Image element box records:
· · · · ·

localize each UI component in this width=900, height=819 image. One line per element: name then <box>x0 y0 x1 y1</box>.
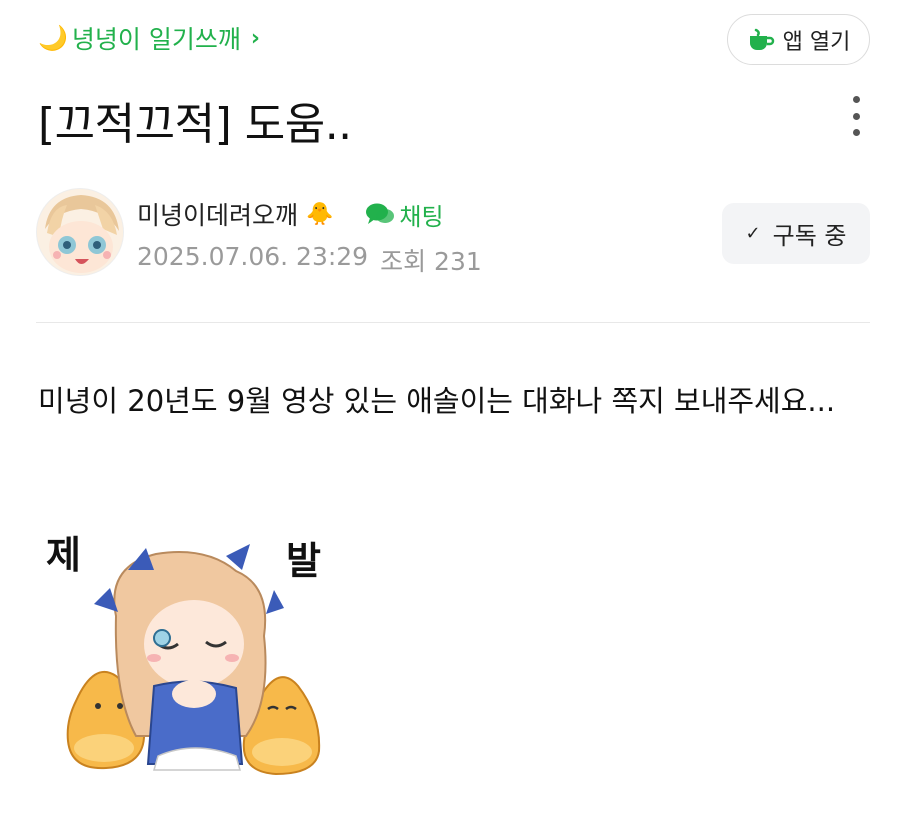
avatar-image <box>37 189 123 275</box>
sticker-image: 제 발 <box>46 533 321 776</box>
sticker-text-left: 제 <box>46 533 81 577</box>
chat-label: 채팅 <box>399 202 444 231</box>
chat-button[interactable]: 채팅 <box>365 197 444 232</box>
post-title: [끄적끄적] 도움.. <box>38 99 352 150</box>
post-views: 조회 231 <box>380 247 482 276</box>
open-app-label: 앱 열기 <box>782 29 851 55</box>
post-content: 미녕이 20년도 9월 영상 있는 애솔이는 대화나 쪽지 보내주세요... <box>38 384 836 418</box>
chat-bubble-icon <box>366 203 395 224</box>
cafe-name-link[interactable]: 🌙 녕녕이 일기쓰깨 › <box>38 20 260 56</box>
post-date: 2025.07.06. 23:29 <box>137 242 369 271</box>
check-icon: ✓ <box>745 223 761 244</box>
subscribe-button[interactable]: ✓ 구독 중 <box>722 203 870 264</box>
sticker-text-right: 발 <box>286 539 321 583</box>
author-name[interactable]: 미녕이데려오깨 <box>137 196 298 232</box>
subscribe-label: 구독 중 <box>772 222 847 250</box>
author-row: 미녕이데려오깨 🐥 채팅 <box>137 196 444 232</box>
cafe-name: 녕녕이 일기쓰깨 <box>71 25 241 54</box>
more-options-icon[interactable] <box>848 96 864 136</box>
avatar[interactable] <box>36 188 124 276</box>
crescent-moon-icon: 🌙 <box>38 24 68 52</box>
post-meta: 2025.07.06. 23:29 조회 231 <box>137 242 482 278</box>
teacup-icon <box>749 28 774 50</box>
divider <box>36 322 870 323</box>
open-app-button[interactable]: 앱 열기 <box>727 14 870 65</box>
chevron-right-icon: › <box>250 25 260 51</box>
chick-badge-icon: 🐥 <box>306 201 334 227</box>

· · · · ·

EXERCISE OBJECTIVE: Replace every "interactable" in the listing above with "clickable", keeping all other text the same, and leave out the pictures.

SOLUTION FOR THIS PROBLEM:
localize each UI component in this width=900, height=819 image. One line per element: name then <box>x0 y0 x1 y1</box>.
avatar-image <box>37 189 123 275</box>
sticker-image: 제 발 <box>46 533 321 776</box>
sticker-text-left: 제 <box>46 533 81 577</box>
chat-label: 채팅 <box>399 202 444 231</box>
chat-button[clickable]: 채팅 <box>365 197 444 232</box>
post-title: [끄적끄적] 도움.. <box>38 99 352 150</box>
post-views: 조회 231 <box>380 247 482 276</box>
open-app-label: 앱 열기 <box>782 29 851 55</box>
post-content: 미녕이 20년도 9월 영상 있는 애솔이는 대화나 쪽지 보내주세요... <box>38 384 836 418</box>
chat-bubble-icon <box>366 203 395 224</box>
cafe-name-link[clickable]: 🌙 녕녕이 일기쓰깨 › <box>38 20 260 56</box>
post-date: 2025.07.06. 23:29 <box>137 242 369 271</box>
check-icon: ✓ <box>745 223 761 244</box>
subscribe-button[clickable]: ✓ 구독 중 <box>722 203 870 264</box>
sticker-text-right: 발 <box>286 539 321 583</box>
author-name[clickable]: 미녕이데려오깨 <box>137 196 298 232</box>
subscribe-label: 구독 중 <box>772 222 847 250</box>
author-row: 미녕이데려오깨 🐥 채팅 <box>137 196 444 232</box>
cafe-name: 녕녕이 일기쓰깨 <box>71 25 241 54</box>
more-options-icon[clickable] <box>848 96 864 136</box>
avatar[clickable] <box>36 188 124 276</box>
crescent-moon-icon: 🌙 <box>38 24 68 52</box>
post-meta: 2025.07.06. 23:29 조회 231 <box>137 242 482 278</box>
teacup-icon <box>749 28 774 50</box>
divider <box>36 322 870 323</box>
open-app-button[clickable]: 앱 열기 <box>727 14 870 65</box>
chevron-right-icon: › <box>250 25 260 51</box>
chick-badge-icon: 🐥 <box>306 201 334 227</box>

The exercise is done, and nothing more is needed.